■ TASK TO COMPLETE: The records below hold pictures; please leave those out and retype the rest exactly.
§ §
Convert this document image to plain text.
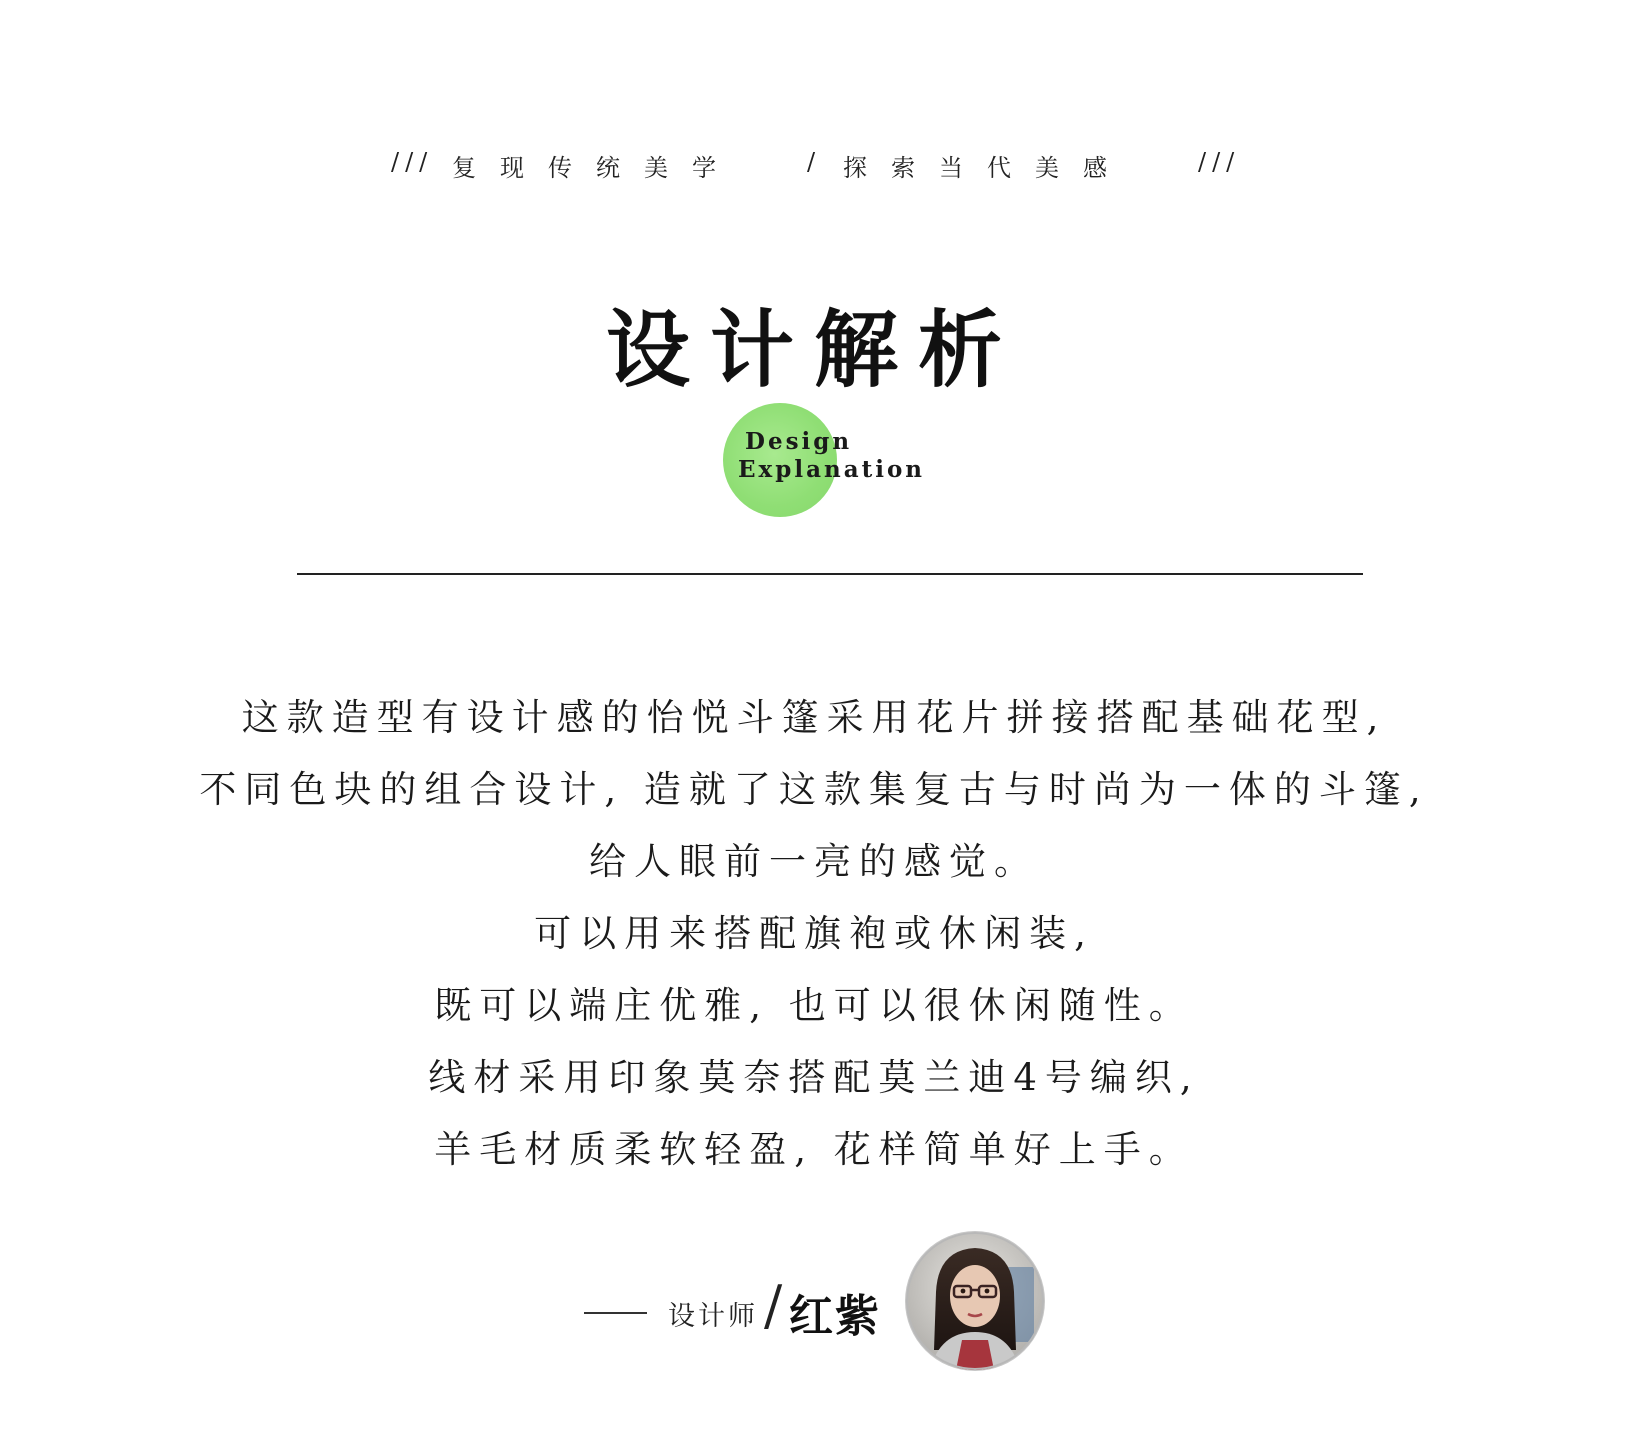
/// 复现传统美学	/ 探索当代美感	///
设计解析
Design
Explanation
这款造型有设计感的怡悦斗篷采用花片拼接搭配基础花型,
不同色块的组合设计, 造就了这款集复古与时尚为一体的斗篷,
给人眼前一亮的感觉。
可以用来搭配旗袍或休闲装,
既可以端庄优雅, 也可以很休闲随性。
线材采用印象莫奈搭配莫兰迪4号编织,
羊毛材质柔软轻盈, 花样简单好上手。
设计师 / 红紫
§ §
■ OUTPUT FOR THIS TASK:
Convert this document image to plain text.
/// 复现传统美学	/ 探索当代美感	///
设计解析
Design
Explanation
这款造型有设计感的怡悦斗篷采用花片拼接搭配基础花型,
不同色块的组合设计, 造就了这款集复古与时尚为一体的斗篷,
给人眼前一亮的感觉。
可以用来搭配旗袍或休闲装,
既可以端庄优雅, 也可以很休闲随性。
线材采用印象莫奈搭配莫兰迪4号编织,
羊毛材质柔软轻盈, 花样简单好上手。
设计师 / 红紫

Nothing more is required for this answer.